→ EXERCISE GOAL
Change every "sp-marker-dot" in the data below to "sp500-marker-dot", keeping all other lines the same. Write out the lines without the pictures.

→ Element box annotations
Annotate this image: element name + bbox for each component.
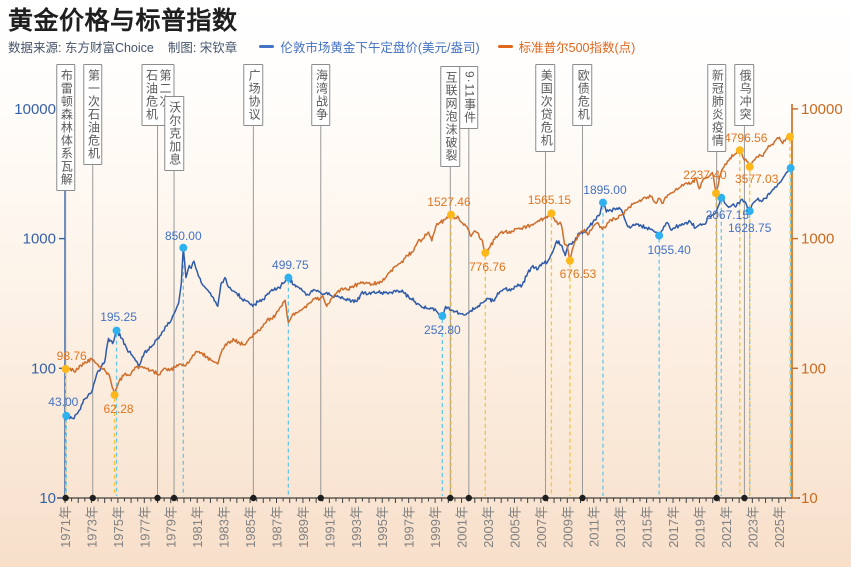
gold-marker-dot (62, 411, 71, 420)
left-axis-label: 10000 (14, 101, 56, 118)
x-axis-label: 2025年 (772, 506, 787, 548)
x-axis-label: 2001年 (455, 506, 470, 548)
x-axis-label: 1991年 (322, 506, 337, 548)
event-axis-dot (465, 494, 473, 502)
left-axis-label: 10 (39, 490, 56, 507)
x-axis-label: 2005年 (507, 506, 522, 548)
event-axis-dot (250, 494, 257, 502)
event-axis-dot (154, 494, 161, 502)
x-axis-label: 1997年 (402, 506, 417, 548)
right-axis-label: 100 (801, 360, 826, 377)
x-axis-label: 2017年 (666, 506, 681, 548)
x-axis-label: 2015年 (640, 506, 655, 548)
x-axis-label: 1981年 (190, 506, 205, 548)
x-axis-label: 1979年 (164, 506, 179, 548)
x-axis-label: 2009年 (560, 506, 575, 548)
sp-marker-dot (547, 209, 556, 218)
x-axis-label: 1975年 (111, 506, 126, 548)
gold-marker-dot (745, 207, 754, 216)
gold-marker-dot (112, 326, 121, 335)
event-axis-dot (741, 494, 748, 502)
sp500-line-swatch-icon (497, 45, 513, 48)
sp-marker-dot (446, 210, 455, 219)
legend-item-gold[interactable]: 伦敦市场黄金下午定盘价(美元/盎司) (259, 37, 480, 56)
legend-item-sp500[interactable]: 标准普尔500指数(点) (497, 37, 636, 56)
chart-author-label: 制图: 宋钦章 (167, 41, 238, 55)
legend: 伦敦市场黄金下午定盘价(美元/盎司) 标准普尔500指数(点) (259, 37, 635, 56)
x-axis-label: 2021年 (719, 506, 734, 548)
sp-marker-dot (481, 248, 490, 257)
x-axis-label: 2019年 (692, 506, 707, 548)
x-axis-label: 1989年 (296, 506, 311, 548)
event-axis-dot (542, 494, 549, 502)
gold-marker-dot (438, 312, 447, 321)
right-axis-label: 10 (801, 490, 818, 507)
x-axis-label: 1987年 (269, 506, 284, 548)
x-axis-label: 1971年 (58, 506, 73, 548)
meta-row: 数据来源: 东方财富Choice 制图: 宋钦章 伦敦市场黄金下午定盘价(美元/… (8, 37, 635, 56)
sp-marker-dot (61, 365, 70, 374)
left-axis-label: 100 (31, 360, 56, 377)
gold-line-swatch-icon (259, 45, 275, 48)
gold-marker-dot (284, 273, 293, 282)
gold-marker-dot (717, 193, 726, 202)
x-axis-label: 2013年 (613, 506, 628, 548)
x-axis-label: 2023年 (745, 506, 760, 548)
data-source-label: 数据来源: 东方财富Choice (8, 41, 154, 55)
gold-marker-dot (786, 164, 795, 173)
x-axis-label: 1973年 (84, 506, 99, 548)
gold-marker-dot (179, 243, 188, 252)
sp-marker-dot (735, 146, 744, 155)
x-axis-label: 1995年 (375, 506, 390, 548)
sp-marker-dot (711, 189, 720, 198)
sp-marker-dot (565, 256, 574, 265)
x-axis-label: 1977年 (137, 506, 152, 548)
x-axis-label: 2007年 (534, 506, 549, 548)
event-axis-dot (89, 494, 96, 502)
right-axis-label: 10000 (801, 101, 843, 118)
sp-marker-dot (745, 162, 754, 171)
legend-label-sp500: 标准普尔500指数(点) (518, 41, 636, 55)
gold-series-line (64, 165, 793, 421)
x-axis-label: 2003年 (481, 506, 496, 548)
legend-label-gold: 伦敦市场黄金下午定盘价(美元/盎司) (280, 41, 480, 55)
page-title: 黄金价格与标普指数 (8, 7, 238, 35)
x-axis-label: 2011年 (587, 506, 602, 547)
event-axis-dot (170, 494, 178, 502)
sp-marker-dot (786, 132, 795, 141)
event-axis-dot (317, 494, 324, 502)
event-axis-dot (579, 494, 586, 502)
gold-marker-dot (598, 198, 607, 207)
event-axis-dot (447, 494, 454, 502)
right-axis-label: 1000 (801, 231, 834, 248)
event-axis-dot (62, 494, 69, 502)
x-axis-label: 1983年 (217, 506, 232, 548)
event-axis-dot (713, 494, 720, 502)
x-axis-label: 1999年 (428, 506, 443, 548)
left-axis-label: 1000 (23, 231, 56, 248)
gold-marker-dot (655, 231, 664, 240)
x-axis-label: 1985年 (243, 506, 258, 548)
sp-marker-dot (110, 390, 119, 399)
x-axis-label: 1993年 (349, 506, 364, 548)
sp-series-line (65, 134, 793, 396)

→ FINISHED TASK
Annotate this image: element name + bbox for each component.
gold-marker-dot (62, 411, 71, 420)
left-axis-label: 10000 (14, 101, 56, 118)
x-axis-label: 2025年 (772, 506, 787, 548)
x-axis-label: 2001年 (455, 506, 470, 548)
x-axis-label: 1991年 (322, 506, 337, 548)
event-axis-dot (465, 494, 473, 502)
left-axis-label: 10 (39, 490, 56, 507)
x-axis-label: 2005年 (507, 506, 522, 548)
event-axis-dot (250, 494, 257, 502)
event-axis-dot (154, 494, 161, 502)
x-axis-label: 1997年 (402, 506, 417, 548)
right-axis-label: 100 (801, 360, 826, 377)
x-axis-label: 2017年 (666, 506, 681, 548)
x-axis-label: 2015年 (640, 506, 655, 548)
x-axis-label: 1981年 (190, 506, 205, 548)
x-axis-label: 1979年 (164, 506, 179, 548)
x-axis-label: 2009年 (560, 506, 575, 548)
sp500-marker-dot (547, 209, 556, 218)
x-axis-label: 1975年 (111, 506, 126, 548)
gold-marker-dot (745, 207, 754, 216)
gold-marker-dot (112, 326, 121, 335)
event-axis-dot (741, 494, 748, 502)
sp500-line-swatch-icon (497, 45, 513, 48)
sp500-marker-dot (446, 210, 455, 219)
legend-item-gold[interactable]: 伦敦市场黄金下午定盘价(美元/盎司) (259, 37, 480, 56)
legend-item-sp500[interactable]: 标准普尔500指数(点) (497, 37, 636, 56)
chart-author-label: 制图: 宋钦章 (167, 41, 238, 55)
legend: 伦敦市场黄金下午定盘价(美元/盎司) 标准普尔500指数(点) (259, 37, 635, 56)
x-axis-label: 2021年 (719, 506, 734, 548)
sp500-marker-dot (481, 248, 490, 257)
x-axis-label: 2019年 (692, 506, 707, 548)
x-axis-label: 1989年 (296, 506, 311, 548)
event-axis-dot (542, 494, 549, 502)
gold-marker-dot (438, 312, 447, 321)
right-axis-label: 10 (801, 490, 818, 507)
x-axis-label: 1987年 (269, 506, 284, 548)
x-axis-label: 1971年 (58, 506, 73, 548)
meta-row: 数据来源: 东方财富Choice 制图: 宋钦章 伦敦市场黄金下午定盘价(美元/… (8, 37, 635, 56)
sp500-marker-dot (61, 365, 70, 374)
left-axis-label: 100 (31, 360, 56, 377)
gold-line-swatch-icon (259, 45, 275, 48)
gold-marker-dot (284, 273, 293, 282)
gold-marker-dot (717, 193, 726, 202)
x-axis-label: 2013年 (613, 506, 628, 548)
x-axis-label: 2023年 (745, 506, 760, 548)
data-source-label: 数据来源: 东方财富Choice (8, 41, 154, 55)
gold-marker-dot (786, 164, 795, 173)
x-axis-label: 1973年 (84, 506, 99, 548)
gold-marker-dot (179, 243, 188, 252)
sp500-marker-dot (735, 146, 744, 155)
x-axis-label: 1995年 (375, 506, 390, 548)
sp500-marker-dot (711, 189, 720, 198)
sp500-marker-dot (565, 256, 574, 265)
x-axis-label: 1977年 (137, 506, 152, 548)
x-axis-label: 2007年 (534, 506, 549, 548)
event-axis-dot (89, 494, 96, 502)
right-axis-label: 10000 (801, 101, 843, 118)
sp500-marker-dot (745, 162, 754, 171)
legend-label-sp500: 标准普尔500指数(点) (518, 41, 636, 55)
gold-series-line (64, 165, 793, 421)
x-axis-label: 2003年 (481, 506, 496, 548)
legend-label-gold: 伦敦市场黄金下午定盘价(美元/盎司) (280, 41, 480, 55)
page-title: 黄金价格与标普指数 (8, 7, 238, 35)
x-axis-label: 2011年 (587, 506, 602, 547)
event-axis-dot (170, 494, 178, 502)
sp500-marker-dot (786, 132, 795, 141)
event-axis-dot (317, 494, 324, 502)
event-axis-dot (579, 494, 586, 502)
gold-marker-dot (598, 198, 607, 207)
event-axis-dot (447, 494, 454, 502)
right-axis-label: 1000 (801, 231, 834, 248)
event-axis-dot (62, 494, 69, 502)
x-axis-label: 1983年 (217, 506, 232, 548)
event-axis-dot (713, 494, 720, 502)
x-axis-label: 1999年 (428, 506, 443, 548)
left-axis-label: 1000 (23, 231, 56, 248)
gold-marker-dot (655, 231, 664, 240)
x-axis-label: 1985年 (243, 506, 258, 548)
sp500-marker-dot (110, 390, 119, 399)
x-axis-label: 1993年 (349, 506, 364, 548)
sp-series-line (65, 134, 793, 396)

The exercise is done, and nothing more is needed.